> [WHAT THE EXERCISE ASKS]
Rewrite the records from their start up to and including the line with "volume-bar xyxy=(465,463,469,474)" as a numbered list. Omit any blank lines.

> [ENTRIES]
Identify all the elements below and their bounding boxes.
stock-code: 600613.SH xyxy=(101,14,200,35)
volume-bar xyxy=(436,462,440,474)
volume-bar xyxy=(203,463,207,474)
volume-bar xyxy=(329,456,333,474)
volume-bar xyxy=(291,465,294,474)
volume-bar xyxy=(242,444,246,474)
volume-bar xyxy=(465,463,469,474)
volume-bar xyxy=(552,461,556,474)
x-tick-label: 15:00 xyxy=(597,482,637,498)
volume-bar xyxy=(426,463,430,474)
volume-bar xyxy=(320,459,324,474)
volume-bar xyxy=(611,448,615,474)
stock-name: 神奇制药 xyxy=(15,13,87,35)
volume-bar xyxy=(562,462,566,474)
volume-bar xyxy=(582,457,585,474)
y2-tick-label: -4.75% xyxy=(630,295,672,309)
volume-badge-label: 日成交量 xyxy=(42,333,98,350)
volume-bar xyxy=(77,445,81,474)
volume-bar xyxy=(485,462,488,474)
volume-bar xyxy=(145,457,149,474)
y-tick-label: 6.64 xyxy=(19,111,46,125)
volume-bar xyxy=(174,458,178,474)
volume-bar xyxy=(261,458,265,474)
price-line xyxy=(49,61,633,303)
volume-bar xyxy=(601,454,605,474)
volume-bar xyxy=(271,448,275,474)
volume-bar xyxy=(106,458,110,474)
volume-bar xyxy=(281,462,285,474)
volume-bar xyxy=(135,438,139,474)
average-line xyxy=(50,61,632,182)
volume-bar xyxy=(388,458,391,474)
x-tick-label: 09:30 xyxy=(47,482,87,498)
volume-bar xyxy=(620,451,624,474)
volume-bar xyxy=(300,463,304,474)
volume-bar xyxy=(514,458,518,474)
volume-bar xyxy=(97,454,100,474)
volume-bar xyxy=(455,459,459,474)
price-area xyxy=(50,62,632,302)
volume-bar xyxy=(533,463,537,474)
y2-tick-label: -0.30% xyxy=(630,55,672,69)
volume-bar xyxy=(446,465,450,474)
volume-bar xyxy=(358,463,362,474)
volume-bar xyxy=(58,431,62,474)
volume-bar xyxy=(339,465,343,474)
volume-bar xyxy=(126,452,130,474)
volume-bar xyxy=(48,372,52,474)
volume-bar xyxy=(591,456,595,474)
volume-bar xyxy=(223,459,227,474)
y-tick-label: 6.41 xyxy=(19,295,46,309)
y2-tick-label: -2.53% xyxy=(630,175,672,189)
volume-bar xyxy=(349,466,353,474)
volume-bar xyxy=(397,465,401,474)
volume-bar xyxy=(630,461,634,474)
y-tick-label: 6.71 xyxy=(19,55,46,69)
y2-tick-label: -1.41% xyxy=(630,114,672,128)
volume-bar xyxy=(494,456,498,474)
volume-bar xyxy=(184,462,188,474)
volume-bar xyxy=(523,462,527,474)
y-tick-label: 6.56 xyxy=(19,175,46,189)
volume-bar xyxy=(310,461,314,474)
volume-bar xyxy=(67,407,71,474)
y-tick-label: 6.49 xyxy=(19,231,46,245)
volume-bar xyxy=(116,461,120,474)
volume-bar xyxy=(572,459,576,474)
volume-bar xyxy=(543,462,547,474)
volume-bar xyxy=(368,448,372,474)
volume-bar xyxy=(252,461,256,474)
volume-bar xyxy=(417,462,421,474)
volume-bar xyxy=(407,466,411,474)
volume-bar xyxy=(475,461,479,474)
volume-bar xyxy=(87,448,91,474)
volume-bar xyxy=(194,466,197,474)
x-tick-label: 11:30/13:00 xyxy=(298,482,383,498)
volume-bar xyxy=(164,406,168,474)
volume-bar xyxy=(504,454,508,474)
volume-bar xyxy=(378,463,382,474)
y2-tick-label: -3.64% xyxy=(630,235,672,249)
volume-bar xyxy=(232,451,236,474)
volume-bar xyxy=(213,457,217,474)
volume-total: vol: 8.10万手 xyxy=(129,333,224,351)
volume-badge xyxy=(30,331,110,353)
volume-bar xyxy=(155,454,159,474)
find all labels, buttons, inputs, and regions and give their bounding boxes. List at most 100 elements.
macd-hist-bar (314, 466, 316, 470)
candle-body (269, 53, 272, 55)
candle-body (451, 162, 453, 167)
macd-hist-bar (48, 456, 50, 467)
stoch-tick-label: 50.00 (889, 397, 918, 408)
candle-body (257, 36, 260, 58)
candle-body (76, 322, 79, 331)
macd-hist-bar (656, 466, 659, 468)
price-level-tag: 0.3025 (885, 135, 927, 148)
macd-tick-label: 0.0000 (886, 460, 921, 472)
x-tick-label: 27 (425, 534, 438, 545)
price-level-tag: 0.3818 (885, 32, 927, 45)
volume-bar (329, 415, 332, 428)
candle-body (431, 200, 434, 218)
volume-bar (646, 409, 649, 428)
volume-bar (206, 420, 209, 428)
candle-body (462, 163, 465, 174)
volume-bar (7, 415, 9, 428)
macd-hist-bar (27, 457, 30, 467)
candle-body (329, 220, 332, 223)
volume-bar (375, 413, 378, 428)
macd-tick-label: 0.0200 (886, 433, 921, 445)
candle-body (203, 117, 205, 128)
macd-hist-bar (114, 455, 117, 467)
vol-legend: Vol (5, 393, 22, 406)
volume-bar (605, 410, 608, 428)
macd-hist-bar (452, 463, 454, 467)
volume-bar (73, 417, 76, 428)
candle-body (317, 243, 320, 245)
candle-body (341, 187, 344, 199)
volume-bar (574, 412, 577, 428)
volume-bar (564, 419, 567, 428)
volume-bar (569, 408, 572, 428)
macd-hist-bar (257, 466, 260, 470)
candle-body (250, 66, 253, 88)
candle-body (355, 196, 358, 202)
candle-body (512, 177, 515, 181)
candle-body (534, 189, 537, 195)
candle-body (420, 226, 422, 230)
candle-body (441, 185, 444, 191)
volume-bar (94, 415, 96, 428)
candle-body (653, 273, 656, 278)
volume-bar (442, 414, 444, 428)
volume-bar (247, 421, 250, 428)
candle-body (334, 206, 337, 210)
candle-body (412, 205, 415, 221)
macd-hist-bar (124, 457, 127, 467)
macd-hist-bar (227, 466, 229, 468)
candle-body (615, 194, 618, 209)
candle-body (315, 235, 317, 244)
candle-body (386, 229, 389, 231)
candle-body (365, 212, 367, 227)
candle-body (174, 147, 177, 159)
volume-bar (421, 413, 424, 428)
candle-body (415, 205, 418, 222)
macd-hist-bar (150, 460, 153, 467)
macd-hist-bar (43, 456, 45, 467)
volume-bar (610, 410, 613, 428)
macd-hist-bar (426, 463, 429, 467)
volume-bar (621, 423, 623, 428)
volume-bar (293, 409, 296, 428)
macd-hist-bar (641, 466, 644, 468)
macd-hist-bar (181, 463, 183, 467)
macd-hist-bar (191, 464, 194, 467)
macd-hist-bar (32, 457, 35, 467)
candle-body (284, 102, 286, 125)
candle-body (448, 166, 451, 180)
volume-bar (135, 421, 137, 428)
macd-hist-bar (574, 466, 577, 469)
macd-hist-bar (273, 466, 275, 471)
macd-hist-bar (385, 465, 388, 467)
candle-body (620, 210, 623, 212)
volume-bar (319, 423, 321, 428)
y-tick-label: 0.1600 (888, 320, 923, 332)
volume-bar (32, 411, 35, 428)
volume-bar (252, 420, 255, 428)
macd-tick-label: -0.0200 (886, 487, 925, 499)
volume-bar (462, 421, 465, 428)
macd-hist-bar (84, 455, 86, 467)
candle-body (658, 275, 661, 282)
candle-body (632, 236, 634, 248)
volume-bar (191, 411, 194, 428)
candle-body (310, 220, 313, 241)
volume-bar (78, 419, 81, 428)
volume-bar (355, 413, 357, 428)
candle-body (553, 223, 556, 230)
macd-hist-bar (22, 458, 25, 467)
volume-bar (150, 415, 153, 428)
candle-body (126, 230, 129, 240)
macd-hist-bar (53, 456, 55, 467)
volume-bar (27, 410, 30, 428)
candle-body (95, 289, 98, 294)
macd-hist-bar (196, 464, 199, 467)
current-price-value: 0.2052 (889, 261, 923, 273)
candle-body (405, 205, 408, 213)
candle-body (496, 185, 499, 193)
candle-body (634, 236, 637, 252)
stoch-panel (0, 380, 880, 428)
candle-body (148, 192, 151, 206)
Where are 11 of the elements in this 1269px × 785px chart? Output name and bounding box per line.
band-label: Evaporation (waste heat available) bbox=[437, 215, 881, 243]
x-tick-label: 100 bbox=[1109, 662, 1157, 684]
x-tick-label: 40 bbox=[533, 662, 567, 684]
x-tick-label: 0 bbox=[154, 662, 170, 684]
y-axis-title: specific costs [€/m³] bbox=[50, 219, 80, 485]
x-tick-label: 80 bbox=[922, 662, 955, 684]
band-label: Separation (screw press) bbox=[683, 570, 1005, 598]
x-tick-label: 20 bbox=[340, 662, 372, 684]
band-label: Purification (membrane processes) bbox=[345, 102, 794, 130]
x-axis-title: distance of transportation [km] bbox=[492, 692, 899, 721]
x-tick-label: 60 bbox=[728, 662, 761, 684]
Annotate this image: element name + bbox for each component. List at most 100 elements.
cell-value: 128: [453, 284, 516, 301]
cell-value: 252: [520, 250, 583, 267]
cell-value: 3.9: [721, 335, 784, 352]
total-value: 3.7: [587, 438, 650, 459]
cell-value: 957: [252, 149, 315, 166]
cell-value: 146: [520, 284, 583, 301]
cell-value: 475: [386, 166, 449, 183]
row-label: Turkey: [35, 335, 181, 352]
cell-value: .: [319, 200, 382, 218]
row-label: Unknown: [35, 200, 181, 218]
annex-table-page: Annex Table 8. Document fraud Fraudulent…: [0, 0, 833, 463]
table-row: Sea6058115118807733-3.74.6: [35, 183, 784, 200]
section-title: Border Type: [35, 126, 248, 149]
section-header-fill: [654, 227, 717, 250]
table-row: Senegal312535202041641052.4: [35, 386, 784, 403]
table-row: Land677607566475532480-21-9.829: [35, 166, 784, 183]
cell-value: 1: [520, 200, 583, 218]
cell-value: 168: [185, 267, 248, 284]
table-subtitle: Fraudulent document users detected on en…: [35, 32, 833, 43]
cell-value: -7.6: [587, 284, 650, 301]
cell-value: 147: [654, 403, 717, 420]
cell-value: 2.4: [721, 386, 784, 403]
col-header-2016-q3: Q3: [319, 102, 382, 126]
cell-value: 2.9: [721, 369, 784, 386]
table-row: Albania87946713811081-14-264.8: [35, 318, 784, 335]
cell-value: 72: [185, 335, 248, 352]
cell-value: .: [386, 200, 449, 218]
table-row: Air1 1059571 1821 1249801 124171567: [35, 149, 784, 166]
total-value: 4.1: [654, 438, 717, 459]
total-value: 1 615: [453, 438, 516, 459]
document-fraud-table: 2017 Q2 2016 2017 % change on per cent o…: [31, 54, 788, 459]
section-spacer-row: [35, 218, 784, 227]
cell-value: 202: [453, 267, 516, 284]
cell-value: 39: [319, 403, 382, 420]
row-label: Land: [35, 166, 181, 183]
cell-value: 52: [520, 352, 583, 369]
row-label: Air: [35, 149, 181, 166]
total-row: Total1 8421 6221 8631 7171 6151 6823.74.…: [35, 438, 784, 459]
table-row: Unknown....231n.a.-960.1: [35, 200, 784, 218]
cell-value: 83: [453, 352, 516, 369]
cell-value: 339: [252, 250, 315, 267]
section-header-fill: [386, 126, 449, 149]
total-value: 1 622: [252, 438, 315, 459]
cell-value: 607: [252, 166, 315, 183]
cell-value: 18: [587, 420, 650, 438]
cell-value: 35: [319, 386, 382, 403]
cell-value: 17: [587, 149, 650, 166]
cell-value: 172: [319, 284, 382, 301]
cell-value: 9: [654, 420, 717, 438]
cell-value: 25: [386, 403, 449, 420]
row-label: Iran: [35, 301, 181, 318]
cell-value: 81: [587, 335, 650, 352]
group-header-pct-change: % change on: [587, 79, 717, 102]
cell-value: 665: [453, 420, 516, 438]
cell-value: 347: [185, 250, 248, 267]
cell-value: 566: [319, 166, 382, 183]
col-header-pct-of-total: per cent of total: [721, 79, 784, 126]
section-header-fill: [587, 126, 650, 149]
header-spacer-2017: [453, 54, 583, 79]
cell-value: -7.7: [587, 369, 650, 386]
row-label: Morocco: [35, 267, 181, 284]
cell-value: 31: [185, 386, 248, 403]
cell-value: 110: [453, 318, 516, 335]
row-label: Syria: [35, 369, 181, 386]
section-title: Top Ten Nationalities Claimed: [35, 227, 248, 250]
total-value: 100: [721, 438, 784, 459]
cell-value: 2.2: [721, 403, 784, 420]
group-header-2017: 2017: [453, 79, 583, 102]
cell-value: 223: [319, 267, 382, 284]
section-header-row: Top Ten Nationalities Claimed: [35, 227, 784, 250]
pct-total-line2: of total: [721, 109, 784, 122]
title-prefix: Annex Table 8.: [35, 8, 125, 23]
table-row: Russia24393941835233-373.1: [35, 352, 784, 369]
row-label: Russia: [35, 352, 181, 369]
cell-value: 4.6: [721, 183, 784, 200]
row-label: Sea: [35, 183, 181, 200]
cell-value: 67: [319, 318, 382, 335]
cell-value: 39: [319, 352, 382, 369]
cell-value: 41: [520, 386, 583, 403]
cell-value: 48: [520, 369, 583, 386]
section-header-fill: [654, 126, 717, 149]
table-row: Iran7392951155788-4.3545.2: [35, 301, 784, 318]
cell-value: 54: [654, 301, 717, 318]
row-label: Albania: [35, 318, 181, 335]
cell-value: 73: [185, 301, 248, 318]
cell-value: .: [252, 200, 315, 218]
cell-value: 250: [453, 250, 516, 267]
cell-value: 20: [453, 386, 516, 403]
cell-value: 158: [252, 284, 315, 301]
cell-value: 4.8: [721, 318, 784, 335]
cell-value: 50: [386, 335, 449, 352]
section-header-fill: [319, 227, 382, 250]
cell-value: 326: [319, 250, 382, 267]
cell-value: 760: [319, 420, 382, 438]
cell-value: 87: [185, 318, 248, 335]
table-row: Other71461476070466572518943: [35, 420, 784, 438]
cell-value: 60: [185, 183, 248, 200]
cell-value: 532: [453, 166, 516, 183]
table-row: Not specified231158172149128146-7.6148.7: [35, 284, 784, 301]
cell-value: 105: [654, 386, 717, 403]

> [THE COMPLETED TASK]
1. Identify all the elements below and their bounding boxes.
2. stock-code: 600613.SH xyxy=(101,14,200,35)
3. volume-bar xyxy=(436,462,440,474)
4. volume-bar xyxy=(203,463,207,474)
5. volume-bar xyxy=(329,456,333,474)
6. volume-bar xyxy=(291,465,294,474)
7. volume-bar xyxy=(242,444,246,474)
8. volume-bar xyxy=(465,463,469,474)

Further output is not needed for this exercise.